What is required =>
Rewrite the rows starting at the first one and ending at the line containing "step-8-line-2: C20-P20 にコピーすれば良い。", substituting "coordinates" for "positions" and leaving everything else unchanged. Give only those lines.

Raw data =>

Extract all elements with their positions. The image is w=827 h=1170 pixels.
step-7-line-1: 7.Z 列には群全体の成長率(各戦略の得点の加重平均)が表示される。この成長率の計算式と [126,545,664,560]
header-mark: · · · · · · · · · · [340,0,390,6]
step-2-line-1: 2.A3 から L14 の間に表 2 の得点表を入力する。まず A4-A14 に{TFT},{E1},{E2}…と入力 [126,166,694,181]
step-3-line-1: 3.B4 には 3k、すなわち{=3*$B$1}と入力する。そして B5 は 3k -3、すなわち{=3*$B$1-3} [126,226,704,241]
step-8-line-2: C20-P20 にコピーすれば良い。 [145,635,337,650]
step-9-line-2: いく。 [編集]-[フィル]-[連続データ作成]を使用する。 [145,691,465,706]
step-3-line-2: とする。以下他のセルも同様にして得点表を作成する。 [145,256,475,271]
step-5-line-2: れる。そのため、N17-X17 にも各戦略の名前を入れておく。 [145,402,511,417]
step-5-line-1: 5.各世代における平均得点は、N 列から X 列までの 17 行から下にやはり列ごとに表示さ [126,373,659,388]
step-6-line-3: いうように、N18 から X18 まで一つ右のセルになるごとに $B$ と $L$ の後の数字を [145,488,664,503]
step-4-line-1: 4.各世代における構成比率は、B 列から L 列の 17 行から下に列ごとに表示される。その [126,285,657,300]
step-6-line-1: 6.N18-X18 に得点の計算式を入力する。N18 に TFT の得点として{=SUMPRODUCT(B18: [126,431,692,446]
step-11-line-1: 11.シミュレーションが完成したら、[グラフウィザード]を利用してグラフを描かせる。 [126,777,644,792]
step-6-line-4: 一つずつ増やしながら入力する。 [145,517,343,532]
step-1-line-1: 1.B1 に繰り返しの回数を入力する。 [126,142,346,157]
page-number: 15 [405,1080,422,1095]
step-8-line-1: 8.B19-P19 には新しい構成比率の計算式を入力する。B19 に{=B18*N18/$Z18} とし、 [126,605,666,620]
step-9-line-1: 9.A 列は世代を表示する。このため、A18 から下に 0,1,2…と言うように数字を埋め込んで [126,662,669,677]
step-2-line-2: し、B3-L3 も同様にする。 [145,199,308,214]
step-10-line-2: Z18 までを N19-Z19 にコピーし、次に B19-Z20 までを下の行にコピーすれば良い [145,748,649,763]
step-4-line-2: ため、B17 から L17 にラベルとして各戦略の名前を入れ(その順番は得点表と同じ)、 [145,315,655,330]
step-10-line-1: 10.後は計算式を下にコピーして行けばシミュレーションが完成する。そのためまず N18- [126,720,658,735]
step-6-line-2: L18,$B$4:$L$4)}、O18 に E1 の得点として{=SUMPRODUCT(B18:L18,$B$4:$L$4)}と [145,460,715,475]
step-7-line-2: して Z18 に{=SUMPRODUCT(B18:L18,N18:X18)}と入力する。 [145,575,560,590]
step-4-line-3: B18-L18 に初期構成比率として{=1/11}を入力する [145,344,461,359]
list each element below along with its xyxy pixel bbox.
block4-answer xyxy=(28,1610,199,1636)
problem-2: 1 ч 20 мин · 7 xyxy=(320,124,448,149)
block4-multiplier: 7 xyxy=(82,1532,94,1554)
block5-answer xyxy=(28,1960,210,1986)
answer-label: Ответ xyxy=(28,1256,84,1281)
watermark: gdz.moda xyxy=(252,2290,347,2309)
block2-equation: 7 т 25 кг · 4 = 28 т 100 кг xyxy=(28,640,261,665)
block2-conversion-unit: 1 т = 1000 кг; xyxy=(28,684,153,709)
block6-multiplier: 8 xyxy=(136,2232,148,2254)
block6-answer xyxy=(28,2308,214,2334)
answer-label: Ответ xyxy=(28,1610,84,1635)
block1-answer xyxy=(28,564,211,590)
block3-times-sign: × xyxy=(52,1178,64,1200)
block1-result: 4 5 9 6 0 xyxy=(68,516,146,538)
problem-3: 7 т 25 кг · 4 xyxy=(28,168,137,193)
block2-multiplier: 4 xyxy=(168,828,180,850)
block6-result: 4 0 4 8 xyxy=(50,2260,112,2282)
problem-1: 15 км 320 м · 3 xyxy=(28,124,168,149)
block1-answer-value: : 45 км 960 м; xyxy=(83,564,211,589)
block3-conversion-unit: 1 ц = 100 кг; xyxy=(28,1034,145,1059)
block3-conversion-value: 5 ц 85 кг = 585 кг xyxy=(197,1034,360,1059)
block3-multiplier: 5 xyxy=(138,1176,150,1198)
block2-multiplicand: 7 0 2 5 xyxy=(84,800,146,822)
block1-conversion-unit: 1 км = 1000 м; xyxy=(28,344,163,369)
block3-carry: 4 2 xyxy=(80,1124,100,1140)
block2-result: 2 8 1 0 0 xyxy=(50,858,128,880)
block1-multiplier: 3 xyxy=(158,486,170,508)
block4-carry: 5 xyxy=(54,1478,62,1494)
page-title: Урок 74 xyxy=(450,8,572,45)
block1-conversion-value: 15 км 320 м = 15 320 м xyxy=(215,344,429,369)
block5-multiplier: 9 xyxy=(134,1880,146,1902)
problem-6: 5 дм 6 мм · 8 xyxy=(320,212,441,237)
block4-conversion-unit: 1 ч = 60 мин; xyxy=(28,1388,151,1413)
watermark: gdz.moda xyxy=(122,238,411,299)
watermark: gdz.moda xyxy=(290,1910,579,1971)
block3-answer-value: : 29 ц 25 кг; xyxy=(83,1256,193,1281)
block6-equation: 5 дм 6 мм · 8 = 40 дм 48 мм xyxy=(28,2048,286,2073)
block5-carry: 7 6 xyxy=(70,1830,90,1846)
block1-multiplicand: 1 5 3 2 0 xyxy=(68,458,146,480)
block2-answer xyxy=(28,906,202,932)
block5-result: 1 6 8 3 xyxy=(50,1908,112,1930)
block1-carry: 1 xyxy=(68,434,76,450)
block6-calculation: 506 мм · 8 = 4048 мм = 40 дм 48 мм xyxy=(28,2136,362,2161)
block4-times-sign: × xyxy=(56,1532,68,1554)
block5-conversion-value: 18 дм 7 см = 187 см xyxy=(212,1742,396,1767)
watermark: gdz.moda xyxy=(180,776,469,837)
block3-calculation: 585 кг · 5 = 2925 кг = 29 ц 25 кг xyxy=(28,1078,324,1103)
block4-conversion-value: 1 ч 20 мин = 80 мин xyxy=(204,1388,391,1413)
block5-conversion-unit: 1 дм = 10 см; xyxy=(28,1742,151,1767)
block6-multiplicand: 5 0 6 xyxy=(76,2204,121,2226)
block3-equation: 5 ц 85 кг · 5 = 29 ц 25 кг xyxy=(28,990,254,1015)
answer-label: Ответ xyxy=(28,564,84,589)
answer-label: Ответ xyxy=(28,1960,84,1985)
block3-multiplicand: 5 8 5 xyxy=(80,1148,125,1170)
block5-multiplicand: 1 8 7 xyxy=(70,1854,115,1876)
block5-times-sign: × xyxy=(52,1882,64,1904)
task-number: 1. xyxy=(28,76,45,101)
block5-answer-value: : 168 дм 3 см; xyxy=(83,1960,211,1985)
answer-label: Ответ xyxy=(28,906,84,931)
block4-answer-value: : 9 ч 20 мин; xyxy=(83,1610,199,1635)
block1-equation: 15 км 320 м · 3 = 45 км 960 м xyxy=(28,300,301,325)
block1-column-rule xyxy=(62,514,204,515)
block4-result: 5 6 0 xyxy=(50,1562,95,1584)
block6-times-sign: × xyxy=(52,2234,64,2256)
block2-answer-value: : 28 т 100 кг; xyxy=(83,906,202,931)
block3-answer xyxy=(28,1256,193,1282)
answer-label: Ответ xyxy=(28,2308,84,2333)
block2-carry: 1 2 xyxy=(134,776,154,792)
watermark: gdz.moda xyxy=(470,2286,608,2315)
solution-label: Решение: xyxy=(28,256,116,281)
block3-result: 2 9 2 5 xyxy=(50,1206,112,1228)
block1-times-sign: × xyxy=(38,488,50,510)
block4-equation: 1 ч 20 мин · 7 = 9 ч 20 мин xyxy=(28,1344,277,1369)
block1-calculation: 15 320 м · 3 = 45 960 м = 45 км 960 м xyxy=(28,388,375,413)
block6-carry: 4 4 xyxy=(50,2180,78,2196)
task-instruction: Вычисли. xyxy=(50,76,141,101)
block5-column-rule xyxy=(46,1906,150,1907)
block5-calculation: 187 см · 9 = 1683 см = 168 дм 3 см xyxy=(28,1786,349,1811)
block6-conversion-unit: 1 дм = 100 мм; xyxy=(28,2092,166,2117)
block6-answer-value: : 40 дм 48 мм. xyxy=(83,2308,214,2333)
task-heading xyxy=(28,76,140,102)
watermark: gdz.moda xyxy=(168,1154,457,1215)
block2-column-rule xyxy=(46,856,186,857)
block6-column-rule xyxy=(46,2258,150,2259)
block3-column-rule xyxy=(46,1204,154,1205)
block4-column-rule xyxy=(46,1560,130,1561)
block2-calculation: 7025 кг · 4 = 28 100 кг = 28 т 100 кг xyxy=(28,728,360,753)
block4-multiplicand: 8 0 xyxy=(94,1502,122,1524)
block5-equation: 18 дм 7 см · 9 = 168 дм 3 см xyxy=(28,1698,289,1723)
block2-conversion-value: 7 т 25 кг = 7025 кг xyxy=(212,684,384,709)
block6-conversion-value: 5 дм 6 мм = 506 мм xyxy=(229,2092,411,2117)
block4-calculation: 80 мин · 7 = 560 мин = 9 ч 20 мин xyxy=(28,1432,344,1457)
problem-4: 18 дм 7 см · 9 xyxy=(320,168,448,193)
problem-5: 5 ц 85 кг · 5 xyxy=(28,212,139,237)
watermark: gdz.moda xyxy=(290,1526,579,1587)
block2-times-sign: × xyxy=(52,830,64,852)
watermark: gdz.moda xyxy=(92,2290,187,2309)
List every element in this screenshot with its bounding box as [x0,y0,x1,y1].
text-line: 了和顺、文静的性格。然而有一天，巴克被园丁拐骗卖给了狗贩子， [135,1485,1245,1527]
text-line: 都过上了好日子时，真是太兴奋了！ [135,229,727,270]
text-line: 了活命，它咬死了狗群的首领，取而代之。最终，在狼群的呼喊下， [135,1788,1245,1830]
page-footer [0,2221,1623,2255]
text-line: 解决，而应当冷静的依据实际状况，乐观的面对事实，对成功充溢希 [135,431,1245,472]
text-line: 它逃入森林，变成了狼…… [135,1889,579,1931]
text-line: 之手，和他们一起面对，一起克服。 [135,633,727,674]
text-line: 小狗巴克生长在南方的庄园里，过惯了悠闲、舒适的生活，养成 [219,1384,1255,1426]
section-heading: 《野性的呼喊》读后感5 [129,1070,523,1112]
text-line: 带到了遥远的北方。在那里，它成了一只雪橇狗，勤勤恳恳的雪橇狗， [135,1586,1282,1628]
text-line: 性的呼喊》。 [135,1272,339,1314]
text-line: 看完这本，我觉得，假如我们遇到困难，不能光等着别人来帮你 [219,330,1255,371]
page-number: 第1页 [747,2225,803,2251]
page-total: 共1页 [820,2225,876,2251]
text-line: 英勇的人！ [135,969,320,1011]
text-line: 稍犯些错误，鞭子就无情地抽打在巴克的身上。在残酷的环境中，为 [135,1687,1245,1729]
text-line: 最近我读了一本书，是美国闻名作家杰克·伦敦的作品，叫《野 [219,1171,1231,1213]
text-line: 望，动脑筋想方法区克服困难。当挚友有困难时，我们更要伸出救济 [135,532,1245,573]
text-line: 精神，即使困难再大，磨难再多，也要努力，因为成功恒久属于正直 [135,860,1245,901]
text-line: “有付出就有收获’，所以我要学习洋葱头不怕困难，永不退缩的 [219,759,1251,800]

Output of the task =>
Extract all elements with their coordinates. The image is w=827 h=1170 pixels.
step-7-line-1: 7.Z 列には群全体の成長率(各戦略の得点の加重平均)が表示される。この成長率の計算式と [126,545,664,560]
header-mark: · · · · · · · · · · [340,0,390,6]
step-2-line-1: 2.A3 から L14 の間に表 2 の得点表を入力する。まず A4-A14 に{TFT},{E1},{E2}…と入力 [126,166,694,181]
step-3-line-1: 3.B4 には 3k、すなわち{=3*$B$1}と入力する。そして B5 は 3k -3、すなわち{=3*$B$1-3} [126,226,704,241]
step-8-line-2: C20-P20 にコピーすれば良い。 [145,635,337,650]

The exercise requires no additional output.